— Start DATA ROWS —

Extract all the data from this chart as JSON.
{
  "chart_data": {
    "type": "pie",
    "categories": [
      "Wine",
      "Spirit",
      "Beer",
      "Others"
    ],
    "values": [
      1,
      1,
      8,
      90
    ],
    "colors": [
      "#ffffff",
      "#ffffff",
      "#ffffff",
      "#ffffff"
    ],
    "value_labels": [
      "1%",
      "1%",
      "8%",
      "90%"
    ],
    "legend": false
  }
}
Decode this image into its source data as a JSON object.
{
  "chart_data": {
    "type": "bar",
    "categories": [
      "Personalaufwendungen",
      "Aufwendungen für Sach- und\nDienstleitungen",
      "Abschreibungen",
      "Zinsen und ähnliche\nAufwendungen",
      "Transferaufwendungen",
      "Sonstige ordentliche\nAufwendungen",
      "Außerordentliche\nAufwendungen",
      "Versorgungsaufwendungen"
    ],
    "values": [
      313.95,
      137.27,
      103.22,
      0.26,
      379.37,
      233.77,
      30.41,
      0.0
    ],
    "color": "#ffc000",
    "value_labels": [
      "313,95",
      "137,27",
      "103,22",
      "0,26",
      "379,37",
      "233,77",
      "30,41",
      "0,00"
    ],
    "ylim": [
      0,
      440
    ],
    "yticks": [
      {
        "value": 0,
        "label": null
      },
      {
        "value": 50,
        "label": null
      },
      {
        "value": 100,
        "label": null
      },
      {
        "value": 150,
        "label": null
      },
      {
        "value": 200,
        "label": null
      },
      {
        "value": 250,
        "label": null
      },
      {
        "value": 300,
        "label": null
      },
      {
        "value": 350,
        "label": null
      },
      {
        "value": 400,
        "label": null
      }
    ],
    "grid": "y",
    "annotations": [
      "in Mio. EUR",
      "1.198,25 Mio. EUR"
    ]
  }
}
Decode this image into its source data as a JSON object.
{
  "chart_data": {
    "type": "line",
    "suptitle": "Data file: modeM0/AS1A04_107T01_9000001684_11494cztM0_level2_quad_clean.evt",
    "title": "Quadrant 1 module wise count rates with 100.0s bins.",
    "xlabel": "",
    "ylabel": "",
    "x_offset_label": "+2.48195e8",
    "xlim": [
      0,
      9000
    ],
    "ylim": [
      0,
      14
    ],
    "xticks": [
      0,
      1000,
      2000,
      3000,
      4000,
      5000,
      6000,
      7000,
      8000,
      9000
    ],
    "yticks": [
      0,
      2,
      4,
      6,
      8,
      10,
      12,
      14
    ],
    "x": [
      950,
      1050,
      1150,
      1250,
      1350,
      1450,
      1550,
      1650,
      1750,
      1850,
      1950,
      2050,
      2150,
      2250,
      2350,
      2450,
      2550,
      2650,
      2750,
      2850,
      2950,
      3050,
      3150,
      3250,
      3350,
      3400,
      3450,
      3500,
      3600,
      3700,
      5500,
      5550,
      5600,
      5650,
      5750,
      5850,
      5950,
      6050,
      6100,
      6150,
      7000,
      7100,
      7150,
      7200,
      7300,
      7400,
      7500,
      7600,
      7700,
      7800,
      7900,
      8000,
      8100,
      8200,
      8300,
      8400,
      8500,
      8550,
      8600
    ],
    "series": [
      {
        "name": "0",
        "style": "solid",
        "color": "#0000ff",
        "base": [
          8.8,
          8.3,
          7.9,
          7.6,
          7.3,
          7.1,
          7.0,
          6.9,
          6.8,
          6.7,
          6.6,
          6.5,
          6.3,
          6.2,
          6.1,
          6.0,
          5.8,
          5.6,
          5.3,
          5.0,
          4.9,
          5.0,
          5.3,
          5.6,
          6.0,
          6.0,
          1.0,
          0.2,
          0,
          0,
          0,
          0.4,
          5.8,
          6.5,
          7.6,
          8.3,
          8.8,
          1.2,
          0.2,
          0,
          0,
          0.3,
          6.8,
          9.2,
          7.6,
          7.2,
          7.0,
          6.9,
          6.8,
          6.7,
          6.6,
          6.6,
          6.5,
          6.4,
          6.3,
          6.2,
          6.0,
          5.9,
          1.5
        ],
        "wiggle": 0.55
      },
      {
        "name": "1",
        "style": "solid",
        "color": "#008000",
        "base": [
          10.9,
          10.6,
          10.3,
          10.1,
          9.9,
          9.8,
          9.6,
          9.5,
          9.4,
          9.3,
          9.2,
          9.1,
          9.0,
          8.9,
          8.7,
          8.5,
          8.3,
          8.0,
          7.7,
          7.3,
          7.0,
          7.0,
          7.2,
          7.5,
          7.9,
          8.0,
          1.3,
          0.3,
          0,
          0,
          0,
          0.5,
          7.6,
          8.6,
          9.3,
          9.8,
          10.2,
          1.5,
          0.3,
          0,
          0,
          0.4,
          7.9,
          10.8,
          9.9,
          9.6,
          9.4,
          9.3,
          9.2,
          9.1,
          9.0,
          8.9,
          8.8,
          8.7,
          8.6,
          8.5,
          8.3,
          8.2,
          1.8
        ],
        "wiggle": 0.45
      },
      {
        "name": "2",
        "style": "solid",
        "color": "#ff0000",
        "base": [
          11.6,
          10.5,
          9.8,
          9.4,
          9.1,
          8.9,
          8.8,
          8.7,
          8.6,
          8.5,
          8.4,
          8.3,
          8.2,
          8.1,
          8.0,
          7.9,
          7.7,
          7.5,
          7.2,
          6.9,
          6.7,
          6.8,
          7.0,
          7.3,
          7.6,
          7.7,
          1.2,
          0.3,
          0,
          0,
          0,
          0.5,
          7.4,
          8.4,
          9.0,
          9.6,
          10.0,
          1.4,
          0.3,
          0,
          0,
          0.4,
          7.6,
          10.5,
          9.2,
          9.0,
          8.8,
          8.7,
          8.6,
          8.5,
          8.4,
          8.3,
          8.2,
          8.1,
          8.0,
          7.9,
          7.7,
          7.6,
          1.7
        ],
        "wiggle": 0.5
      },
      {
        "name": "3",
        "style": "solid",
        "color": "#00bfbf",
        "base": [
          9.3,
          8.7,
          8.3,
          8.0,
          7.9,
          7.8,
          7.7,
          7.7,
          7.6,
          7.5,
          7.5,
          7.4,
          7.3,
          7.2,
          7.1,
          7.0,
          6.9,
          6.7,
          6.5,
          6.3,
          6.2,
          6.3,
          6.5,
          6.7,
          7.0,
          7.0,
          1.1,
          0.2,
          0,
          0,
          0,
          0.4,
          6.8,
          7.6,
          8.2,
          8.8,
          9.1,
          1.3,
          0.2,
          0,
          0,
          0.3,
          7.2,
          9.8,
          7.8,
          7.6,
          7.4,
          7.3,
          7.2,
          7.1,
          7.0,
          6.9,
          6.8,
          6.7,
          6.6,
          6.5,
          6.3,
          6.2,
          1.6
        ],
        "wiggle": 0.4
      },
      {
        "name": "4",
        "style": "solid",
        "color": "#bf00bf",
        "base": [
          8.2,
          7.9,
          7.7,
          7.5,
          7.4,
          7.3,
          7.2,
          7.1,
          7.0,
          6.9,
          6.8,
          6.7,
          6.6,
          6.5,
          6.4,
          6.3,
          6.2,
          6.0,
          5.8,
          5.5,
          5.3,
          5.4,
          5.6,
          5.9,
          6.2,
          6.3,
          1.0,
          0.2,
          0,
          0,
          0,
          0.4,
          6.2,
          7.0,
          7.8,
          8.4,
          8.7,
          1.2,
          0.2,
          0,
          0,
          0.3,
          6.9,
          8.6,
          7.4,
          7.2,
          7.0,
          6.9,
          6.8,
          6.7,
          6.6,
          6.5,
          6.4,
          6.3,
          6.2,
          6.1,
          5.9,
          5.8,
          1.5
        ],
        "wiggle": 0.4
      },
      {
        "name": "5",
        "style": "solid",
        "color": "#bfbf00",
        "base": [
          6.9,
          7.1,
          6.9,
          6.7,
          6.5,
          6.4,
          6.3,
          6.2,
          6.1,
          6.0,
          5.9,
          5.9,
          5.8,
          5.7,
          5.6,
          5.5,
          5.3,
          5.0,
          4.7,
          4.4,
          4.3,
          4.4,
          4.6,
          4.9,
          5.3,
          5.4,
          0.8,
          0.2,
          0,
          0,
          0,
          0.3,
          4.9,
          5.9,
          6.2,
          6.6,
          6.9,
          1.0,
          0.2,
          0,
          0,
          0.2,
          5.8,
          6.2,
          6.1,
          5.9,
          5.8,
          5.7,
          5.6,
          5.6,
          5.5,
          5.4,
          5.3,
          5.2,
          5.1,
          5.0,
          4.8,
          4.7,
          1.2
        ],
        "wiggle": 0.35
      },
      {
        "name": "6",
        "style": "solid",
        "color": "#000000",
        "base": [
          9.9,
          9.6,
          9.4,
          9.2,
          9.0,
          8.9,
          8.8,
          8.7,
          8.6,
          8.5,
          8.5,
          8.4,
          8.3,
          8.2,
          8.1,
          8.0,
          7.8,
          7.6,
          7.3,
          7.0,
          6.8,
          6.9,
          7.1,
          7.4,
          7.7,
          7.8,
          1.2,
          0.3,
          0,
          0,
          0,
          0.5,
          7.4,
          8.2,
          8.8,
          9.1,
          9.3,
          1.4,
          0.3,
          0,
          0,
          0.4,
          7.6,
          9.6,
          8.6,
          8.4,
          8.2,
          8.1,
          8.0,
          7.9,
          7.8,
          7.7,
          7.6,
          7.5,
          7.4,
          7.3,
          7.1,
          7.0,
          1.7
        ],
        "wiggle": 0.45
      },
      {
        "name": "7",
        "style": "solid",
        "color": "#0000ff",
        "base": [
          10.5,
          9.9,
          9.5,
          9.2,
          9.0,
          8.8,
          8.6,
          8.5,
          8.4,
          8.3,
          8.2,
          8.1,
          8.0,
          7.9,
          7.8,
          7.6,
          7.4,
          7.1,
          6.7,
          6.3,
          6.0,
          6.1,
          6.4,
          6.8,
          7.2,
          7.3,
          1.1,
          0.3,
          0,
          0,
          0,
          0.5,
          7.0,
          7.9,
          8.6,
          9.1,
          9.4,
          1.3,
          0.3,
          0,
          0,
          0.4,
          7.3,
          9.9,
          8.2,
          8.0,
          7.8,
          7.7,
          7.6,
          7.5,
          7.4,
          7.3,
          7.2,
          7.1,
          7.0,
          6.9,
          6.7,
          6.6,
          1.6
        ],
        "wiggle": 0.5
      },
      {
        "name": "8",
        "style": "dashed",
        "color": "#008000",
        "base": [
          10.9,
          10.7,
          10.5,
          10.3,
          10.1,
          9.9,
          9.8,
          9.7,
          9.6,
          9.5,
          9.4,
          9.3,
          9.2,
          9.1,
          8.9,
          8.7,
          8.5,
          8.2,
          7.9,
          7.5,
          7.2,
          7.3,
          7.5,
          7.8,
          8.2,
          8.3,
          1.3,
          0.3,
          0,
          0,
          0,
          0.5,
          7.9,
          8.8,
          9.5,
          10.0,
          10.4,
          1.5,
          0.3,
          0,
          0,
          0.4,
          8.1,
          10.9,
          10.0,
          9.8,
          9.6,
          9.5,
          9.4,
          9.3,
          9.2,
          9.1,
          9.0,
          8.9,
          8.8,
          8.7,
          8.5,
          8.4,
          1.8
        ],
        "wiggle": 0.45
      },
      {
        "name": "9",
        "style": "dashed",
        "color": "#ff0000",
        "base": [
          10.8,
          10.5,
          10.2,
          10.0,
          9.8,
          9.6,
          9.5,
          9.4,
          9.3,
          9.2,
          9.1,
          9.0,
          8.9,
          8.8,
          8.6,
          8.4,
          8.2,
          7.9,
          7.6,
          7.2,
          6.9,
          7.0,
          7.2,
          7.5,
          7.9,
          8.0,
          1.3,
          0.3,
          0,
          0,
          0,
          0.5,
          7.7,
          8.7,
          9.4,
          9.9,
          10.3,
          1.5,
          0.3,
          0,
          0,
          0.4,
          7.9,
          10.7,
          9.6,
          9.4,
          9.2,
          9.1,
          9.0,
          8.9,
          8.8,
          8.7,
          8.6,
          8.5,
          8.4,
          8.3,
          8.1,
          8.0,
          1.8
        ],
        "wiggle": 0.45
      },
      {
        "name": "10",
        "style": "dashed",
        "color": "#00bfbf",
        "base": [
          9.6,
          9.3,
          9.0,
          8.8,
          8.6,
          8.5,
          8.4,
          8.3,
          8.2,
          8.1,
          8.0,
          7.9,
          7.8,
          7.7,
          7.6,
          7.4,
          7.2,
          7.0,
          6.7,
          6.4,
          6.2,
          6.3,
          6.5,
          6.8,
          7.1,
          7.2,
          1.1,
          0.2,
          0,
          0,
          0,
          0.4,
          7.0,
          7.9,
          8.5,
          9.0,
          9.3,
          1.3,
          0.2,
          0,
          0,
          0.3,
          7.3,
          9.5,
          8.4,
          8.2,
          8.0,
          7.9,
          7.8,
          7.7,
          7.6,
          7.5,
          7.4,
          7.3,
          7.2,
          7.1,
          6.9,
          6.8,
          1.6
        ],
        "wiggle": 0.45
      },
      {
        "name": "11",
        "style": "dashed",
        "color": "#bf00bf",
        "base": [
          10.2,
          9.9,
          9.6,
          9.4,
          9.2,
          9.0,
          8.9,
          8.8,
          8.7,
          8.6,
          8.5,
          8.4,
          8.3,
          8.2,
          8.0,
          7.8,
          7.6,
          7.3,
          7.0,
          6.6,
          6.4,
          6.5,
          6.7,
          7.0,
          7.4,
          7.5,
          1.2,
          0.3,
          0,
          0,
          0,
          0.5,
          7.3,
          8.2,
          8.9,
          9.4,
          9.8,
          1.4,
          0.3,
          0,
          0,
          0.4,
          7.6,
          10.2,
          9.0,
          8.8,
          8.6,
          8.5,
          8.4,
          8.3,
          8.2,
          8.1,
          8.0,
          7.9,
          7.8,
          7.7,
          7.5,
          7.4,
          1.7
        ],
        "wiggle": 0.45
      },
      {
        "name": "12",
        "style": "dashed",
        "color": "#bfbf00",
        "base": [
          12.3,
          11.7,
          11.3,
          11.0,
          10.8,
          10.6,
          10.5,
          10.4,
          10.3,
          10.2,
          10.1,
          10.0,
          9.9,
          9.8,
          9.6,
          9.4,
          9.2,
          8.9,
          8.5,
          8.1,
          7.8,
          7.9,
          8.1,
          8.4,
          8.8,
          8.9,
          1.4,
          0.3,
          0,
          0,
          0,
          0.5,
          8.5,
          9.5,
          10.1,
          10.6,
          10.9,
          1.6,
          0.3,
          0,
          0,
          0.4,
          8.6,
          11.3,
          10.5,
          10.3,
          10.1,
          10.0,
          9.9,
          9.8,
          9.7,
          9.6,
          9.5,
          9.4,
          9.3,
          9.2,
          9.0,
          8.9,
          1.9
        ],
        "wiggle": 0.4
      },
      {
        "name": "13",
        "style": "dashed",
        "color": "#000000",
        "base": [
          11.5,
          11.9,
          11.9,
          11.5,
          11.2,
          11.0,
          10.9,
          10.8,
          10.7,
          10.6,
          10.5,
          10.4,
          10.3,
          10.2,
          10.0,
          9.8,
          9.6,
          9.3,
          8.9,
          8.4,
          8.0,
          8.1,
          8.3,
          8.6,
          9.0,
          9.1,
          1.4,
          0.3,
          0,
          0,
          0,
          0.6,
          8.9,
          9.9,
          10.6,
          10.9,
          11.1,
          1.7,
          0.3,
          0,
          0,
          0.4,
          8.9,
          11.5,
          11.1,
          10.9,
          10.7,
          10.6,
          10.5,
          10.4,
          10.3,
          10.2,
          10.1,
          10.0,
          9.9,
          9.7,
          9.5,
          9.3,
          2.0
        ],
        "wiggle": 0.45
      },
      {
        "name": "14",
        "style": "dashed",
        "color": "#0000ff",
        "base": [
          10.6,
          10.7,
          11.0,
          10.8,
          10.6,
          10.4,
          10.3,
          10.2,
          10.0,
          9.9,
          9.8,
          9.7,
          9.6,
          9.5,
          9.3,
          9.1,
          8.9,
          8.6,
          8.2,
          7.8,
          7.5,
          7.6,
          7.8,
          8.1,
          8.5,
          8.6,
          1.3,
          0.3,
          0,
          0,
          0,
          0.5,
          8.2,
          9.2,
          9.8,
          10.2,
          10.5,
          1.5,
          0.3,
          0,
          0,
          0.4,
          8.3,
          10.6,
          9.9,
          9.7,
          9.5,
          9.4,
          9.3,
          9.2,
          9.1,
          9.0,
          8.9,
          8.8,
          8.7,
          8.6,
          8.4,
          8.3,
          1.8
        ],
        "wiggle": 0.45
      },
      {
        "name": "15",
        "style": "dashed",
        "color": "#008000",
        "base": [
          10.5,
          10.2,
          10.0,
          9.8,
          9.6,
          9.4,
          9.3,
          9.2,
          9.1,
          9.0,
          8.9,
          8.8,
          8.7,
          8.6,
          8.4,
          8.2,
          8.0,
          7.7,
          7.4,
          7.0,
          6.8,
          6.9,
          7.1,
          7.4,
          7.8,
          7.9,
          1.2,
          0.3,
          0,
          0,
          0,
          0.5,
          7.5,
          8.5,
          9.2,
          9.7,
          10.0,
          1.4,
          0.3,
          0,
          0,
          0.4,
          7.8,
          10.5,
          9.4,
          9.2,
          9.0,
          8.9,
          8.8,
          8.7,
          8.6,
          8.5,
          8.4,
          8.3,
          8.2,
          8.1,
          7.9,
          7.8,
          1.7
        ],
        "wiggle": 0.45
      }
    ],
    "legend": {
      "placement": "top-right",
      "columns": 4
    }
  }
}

— End DATA ROWS —

Select every line of the records holding the string "nAufwendungen".

      "Zinsen und ähnliche\nAufwendungen",
      "Sonstige ordentliche\nAufwendungen",
      "Außerordentliche\nAufwendungen",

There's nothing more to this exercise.